Job A: Which wild foods does the post about pickling say the writer preserved this way for the first time this year?

───── Page ─────

Of course, it's generally the fruits or vegetables that you have the most of that you wind up looking for ways to preserve. For me, this year, that has meant taking a pickle to some wild foods that I hadn't preserved this way before: ramps, fiddleheads, chanterelles, milkweed pods.

I started with the ramps, wrote about it here. That Momofuku-inspired brine has become my go-to recipe for quick pickles. I did a jar of ostrich fern fiddleheads and ramps with that same brine, and I used it on the milkweed pods you see here in the little pottery dish:


Those pods are about an inch long, maybe a little longer, some of them. I blanched them in salted water for a couple of minutes before immersing them in the brine, and they've cured nicely in the last three or four weeks. They have a really interesting texture--nice sort of popping crunch to them--and the flavor is very like green beans.

Here's that brine again:

2 cups water
1 cup apple cider vinegar (or rice wine vinegar)
3/4 cup sugar
scant 2 Tbsp salt
2 small dried red chilies, seeds removed (or leave them in if you want more heat)--optional
1 tsp black peppercorns, also optional

And of course you could add other flavors, garlic, herbs, etc.

In the jar at top left in that picture, those are tiny milkweed pods that I turned into "Bide-A-Wee capers," preserving them the same way I do cornichons: toss with a good amount of salt and let sit overnight; rinse next day and place in a jar with a few peppercorns, some tarragon, a clove of garlic; boil vinegar enough to cover (I'm always using cider vinegar now, since we have so much home-made); the following two days, pour the vinegar into a small saucepan, bring to a boil, pour back over the pods. After that refrigerate and use as you would use capers. I can't wait to make a beurre noisette with some of those milkweed capers, to spoon over a grilled trout. I haven't been fishing much at all this summer, with the heat, and the streams often blown out from heavy rains.

───── Record list ─────

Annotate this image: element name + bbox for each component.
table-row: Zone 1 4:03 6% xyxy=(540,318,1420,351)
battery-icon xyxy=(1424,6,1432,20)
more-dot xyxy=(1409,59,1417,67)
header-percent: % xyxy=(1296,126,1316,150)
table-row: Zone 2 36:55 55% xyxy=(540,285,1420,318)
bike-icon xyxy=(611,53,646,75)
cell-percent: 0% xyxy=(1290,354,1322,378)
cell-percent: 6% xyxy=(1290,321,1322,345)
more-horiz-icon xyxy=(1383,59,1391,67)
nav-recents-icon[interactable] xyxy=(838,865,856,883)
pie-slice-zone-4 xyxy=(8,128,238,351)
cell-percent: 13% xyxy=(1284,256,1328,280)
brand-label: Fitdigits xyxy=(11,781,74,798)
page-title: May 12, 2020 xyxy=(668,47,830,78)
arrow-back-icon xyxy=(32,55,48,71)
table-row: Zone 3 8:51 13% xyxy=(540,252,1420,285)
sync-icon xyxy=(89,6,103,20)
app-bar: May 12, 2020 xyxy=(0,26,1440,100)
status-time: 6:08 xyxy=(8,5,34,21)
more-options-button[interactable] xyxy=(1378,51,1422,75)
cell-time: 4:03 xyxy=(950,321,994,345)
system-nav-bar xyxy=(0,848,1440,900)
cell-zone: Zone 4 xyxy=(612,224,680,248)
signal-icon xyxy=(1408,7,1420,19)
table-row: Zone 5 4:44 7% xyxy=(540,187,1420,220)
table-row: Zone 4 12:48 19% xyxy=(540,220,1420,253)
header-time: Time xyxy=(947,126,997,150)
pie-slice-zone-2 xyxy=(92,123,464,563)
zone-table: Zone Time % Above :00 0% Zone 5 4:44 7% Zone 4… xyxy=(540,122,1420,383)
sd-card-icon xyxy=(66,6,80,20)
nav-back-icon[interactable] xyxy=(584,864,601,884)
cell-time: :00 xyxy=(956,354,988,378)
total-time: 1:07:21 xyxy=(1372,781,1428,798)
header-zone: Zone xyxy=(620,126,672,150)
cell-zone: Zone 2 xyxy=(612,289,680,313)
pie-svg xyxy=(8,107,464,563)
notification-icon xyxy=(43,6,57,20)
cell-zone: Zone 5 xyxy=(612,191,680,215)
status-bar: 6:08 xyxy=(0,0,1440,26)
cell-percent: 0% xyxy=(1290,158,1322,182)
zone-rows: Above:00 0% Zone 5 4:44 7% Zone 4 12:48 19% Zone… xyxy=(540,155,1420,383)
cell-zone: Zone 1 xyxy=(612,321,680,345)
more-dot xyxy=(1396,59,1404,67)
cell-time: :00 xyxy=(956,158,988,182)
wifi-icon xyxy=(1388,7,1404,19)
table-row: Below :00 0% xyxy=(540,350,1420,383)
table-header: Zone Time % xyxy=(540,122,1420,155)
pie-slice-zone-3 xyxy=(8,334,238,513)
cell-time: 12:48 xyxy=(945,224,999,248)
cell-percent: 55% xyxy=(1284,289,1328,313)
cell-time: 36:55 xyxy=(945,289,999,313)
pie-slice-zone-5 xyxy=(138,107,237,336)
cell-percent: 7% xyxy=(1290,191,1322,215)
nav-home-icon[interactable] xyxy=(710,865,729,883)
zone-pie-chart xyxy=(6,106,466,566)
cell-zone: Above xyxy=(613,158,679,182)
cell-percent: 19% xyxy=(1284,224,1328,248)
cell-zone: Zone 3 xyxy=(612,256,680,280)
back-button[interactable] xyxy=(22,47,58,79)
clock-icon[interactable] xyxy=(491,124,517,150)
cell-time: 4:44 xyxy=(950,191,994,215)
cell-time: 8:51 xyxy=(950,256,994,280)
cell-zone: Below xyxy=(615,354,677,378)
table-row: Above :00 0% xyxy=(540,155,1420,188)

─────

Job B: Retype the part of the listing that opens with its first line and closes with the line containing "zone-table: Zone Time".

Complete output A: Ramps, fiddleheads, chanterelles, and milkweed pods.

Complete output B:
Annotate this image: element name + bbox for each component.
table-row: Zone 1 4:03 6% xyxy=(540,318,1420,351)
battery-icon xyxy=(1424,6,1432,20)
more-dot xyxy=(1409,59,1417,67)
header-percent: % xyxy=(1296,126,1316,150)
table-row: Zone 2 36:55 55% xyxy=(540,285,1420,318)
bike-icon xyxy=(611,53,646,75)
cell-percent: 0% xyxy=(1290,354,1322,378)
cell-percent: 6% xyxy=(1290,321,1322,345)
more-horiz-icon xyxy=(1383,59,1391,67)
nav-recents-icon[interactable] xyxy=(838,865,856,883)
pie-slice-zone-4 xyxy=(8,128,238,351)
cell-percent: 13% xyxy=(1284,256,1328,280)
brand-label: Fitdigits xyxy=(11,781,74,798)
page-title: May 12, 2020 xyxy=(668,47,830,78)
arrow-back-icon xyxy=(32,55,48,71)
table-row: Zone 3 8:51 13% xyxy=(540,252,1420,285)
sync-icon xyxy=(89,6,103,20)
app-bar: May 12, 2020 xyxy=(0,26,1440,100)
status-time: 6:08 xyxy=(8,5,34,21)
more-options-button[interactable] xyxy=(1378,51,1422,75)
cell-time: 4:03 xyxy=(950,321,994,345)
system-nav-bar xyxy=(0,848,1440,900)
cell-zone: Zone 4 xyxy=(612,224,680,248)
signal-icon xyxy=(1408,7,1420,19)
table-row: Zone 5 4:44 7% xyxy=(540,187,1420,220)
table-row: Zone 4 12:48 19% xyxy=(540,220,1420,253)
header-time: Time xyxy=(947,126,997,150)
pie-slice-zone-2 xyxy=(92,123,464,563)
zone-table: Zone Time % Above :00 0% Zone 5 4:44 7% Zone 4… xyxy=(540,122,1420,383)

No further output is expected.